- [Stated problem]
Copy each line that contains the word "arbetslöshet".

++++++++++++++++++++

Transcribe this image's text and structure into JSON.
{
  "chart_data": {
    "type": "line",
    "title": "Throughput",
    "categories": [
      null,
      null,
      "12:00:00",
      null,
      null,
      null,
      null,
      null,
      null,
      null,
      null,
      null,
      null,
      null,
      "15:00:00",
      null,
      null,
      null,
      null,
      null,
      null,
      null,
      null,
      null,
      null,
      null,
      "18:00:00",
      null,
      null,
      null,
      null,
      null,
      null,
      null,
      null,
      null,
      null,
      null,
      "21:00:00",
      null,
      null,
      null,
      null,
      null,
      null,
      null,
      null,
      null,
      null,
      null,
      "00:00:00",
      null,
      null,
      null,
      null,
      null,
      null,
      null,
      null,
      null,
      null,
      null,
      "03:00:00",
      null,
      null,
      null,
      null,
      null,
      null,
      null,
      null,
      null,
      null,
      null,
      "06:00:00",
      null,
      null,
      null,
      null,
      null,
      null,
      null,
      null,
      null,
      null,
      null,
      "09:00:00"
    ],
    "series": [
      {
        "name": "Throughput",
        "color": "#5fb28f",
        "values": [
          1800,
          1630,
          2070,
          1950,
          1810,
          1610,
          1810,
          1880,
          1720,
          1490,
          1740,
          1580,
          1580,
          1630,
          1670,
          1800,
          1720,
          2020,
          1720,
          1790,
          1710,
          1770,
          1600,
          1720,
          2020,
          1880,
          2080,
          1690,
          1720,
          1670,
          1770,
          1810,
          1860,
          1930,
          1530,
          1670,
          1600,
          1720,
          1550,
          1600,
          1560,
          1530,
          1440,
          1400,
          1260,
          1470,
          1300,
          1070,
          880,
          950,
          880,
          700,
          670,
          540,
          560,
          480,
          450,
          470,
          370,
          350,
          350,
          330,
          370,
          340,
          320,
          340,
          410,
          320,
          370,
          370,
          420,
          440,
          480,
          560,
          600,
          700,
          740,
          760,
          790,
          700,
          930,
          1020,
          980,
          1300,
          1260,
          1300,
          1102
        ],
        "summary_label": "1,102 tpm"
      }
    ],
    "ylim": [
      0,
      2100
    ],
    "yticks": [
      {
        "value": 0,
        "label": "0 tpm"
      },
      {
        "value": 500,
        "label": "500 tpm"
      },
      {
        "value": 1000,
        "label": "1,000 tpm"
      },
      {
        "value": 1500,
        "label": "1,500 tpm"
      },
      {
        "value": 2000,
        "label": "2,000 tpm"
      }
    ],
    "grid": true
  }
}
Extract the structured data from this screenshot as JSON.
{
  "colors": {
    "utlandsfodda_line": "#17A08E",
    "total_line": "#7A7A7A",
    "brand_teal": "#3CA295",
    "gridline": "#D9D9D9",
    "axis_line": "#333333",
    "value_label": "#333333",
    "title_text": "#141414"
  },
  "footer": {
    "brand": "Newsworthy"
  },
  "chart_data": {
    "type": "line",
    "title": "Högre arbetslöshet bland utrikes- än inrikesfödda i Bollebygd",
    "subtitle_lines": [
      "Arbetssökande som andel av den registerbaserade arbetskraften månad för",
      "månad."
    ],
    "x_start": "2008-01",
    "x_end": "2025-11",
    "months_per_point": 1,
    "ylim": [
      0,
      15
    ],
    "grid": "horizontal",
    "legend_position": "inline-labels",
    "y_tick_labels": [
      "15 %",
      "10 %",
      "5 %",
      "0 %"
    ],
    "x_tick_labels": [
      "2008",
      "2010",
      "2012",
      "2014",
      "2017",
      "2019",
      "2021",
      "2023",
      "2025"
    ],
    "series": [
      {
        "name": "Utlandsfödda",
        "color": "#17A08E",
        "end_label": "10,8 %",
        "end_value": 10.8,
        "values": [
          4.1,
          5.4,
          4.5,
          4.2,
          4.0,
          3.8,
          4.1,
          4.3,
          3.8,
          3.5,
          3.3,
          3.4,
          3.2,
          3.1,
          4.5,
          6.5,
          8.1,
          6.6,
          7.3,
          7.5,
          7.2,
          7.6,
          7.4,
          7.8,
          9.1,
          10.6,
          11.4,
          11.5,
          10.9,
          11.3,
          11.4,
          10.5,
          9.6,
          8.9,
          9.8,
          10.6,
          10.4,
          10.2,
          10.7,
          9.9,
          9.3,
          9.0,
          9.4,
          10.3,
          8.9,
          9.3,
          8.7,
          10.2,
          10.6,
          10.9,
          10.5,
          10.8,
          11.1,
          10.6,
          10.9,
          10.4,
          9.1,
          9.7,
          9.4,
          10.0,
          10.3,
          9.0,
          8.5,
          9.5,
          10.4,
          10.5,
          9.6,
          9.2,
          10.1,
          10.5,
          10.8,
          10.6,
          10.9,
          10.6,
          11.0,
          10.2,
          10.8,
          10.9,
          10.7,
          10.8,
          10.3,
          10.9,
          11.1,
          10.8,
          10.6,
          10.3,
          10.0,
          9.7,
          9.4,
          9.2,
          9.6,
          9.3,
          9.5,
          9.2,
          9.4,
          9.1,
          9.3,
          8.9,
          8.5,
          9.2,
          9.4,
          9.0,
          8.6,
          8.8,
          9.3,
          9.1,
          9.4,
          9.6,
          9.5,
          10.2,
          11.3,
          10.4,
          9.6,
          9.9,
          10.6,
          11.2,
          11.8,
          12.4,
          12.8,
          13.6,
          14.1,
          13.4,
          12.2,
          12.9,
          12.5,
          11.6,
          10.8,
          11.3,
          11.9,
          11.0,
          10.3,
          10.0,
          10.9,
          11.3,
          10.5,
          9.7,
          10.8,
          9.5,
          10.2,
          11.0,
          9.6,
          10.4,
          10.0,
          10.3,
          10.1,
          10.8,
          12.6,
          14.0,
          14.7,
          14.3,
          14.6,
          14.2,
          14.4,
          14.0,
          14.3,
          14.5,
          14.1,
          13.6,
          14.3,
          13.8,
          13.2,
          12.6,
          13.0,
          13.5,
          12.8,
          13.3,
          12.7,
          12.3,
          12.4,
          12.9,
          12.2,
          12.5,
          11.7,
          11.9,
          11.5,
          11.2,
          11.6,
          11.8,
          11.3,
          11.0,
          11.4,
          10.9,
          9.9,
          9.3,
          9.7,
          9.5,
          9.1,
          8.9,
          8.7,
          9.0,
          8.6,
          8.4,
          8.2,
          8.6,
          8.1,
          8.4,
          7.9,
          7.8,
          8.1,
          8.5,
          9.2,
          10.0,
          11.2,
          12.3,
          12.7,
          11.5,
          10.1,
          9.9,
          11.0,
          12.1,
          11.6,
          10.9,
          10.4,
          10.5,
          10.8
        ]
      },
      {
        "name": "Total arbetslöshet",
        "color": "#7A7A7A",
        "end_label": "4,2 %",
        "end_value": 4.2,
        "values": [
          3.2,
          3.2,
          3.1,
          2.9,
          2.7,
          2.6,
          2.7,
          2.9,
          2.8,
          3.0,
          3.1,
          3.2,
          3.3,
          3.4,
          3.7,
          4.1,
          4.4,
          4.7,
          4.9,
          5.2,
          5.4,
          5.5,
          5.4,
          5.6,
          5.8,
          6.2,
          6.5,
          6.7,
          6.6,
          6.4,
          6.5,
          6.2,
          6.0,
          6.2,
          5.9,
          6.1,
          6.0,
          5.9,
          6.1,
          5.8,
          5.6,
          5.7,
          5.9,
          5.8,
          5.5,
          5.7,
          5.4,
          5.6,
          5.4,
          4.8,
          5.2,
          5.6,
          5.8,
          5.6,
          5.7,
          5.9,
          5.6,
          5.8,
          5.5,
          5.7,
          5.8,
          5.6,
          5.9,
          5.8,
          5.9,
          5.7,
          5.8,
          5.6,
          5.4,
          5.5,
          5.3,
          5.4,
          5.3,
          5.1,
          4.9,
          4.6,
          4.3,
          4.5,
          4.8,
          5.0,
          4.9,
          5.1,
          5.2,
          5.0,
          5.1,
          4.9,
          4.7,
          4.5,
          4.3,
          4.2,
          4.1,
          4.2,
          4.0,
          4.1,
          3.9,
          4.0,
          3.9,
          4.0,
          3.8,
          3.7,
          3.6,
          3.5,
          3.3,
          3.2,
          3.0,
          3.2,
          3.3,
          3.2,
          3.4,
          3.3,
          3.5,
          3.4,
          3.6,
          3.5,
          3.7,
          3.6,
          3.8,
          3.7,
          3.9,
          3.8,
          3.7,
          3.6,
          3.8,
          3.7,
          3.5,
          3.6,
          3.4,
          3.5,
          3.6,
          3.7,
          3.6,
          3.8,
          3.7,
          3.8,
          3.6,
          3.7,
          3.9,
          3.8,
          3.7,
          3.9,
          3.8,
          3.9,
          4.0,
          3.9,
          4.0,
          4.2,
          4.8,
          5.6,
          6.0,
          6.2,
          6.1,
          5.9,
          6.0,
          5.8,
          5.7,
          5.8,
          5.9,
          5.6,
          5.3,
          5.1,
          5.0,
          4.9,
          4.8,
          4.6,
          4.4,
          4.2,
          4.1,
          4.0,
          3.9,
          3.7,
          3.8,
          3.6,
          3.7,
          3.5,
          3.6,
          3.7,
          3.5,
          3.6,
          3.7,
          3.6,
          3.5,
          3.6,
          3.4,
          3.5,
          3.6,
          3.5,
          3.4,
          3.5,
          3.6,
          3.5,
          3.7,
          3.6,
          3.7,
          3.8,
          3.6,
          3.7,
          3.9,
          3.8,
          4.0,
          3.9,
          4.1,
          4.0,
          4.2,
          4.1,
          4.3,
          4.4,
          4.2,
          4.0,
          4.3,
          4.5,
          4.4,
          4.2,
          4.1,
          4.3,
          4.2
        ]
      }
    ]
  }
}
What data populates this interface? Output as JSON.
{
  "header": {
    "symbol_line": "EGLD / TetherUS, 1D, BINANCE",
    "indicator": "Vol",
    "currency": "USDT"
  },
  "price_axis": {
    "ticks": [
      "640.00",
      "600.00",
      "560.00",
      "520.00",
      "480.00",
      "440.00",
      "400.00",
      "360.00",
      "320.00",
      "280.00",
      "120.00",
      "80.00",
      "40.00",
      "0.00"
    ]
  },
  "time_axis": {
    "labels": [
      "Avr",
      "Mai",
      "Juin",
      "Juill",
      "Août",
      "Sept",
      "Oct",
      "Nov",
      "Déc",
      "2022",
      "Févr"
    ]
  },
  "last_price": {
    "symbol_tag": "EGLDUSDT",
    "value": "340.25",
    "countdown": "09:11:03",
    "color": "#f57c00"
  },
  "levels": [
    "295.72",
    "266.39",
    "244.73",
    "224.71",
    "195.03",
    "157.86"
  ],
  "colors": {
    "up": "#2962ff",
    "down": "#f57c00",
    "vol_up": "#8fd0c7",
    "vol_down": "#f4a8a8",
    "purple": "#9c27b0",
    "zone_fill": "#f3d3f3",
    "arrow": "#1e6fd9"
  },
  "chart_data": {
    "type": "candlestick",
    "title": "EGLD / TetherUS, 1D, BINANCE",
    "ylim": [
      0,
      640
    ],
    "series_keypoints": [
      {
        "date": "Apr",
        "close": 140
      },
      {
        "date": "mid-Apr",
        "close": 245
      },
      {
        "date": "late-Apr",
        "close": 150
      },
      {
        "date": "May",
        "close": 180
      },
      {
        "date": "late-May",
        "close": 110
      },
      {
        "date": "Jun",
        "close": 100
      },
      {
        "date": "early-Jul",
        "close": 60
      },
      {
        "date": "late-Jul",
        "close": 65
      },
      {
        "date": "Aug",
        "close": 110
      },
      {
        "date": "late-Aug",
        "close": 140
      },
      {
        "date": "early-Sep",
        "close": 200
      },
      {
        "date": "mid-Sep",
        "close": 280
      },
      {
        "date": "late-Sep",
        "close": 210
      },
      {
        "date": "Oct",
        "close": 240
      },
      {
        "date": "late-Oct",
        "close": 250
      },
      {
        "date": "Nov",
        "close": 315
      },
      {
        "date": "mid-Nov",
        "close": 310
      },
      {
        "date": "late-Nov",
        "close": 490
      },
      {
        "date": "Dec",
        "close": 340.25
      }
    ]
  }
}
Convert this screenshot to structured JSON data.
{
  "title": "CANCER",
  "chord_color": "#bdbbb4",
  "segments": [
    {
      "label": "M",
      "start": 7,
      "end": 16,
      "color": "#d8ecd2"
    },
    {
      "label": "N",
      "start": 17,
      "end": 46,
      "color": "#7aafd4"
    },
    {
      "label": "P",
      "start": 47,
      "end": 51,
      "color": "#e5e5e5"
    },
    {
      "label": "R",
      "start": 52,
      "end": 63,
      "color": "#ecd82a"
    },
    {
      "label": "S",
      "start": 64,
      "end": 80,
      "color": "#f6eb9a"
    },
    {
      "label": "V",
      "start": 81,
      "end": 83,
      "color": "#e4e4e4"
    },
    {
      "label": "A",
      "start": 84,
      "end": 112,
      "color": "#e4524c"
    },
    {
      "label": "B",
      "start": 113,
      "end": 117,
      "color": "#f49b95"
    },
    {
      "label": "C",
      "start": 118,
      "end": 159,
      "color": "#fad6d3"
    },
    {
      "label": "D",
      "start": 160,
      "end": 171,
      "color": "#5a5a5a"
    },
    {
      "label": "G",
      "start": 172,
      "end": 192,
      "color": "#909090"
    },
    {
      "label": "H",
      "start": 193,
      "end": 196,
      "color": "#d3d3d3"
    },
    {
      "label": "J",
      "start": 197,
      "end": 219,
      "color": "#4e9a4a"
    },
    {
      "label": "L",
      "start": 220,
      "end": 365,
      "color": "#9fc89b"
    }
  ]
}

++++++++++++++++++++

- [Answer in full]
    "title": "Högre arbetslöshet bland utrikes- än inrikesfödda i Bollebygd",
        "name": "Total arbetslöshet",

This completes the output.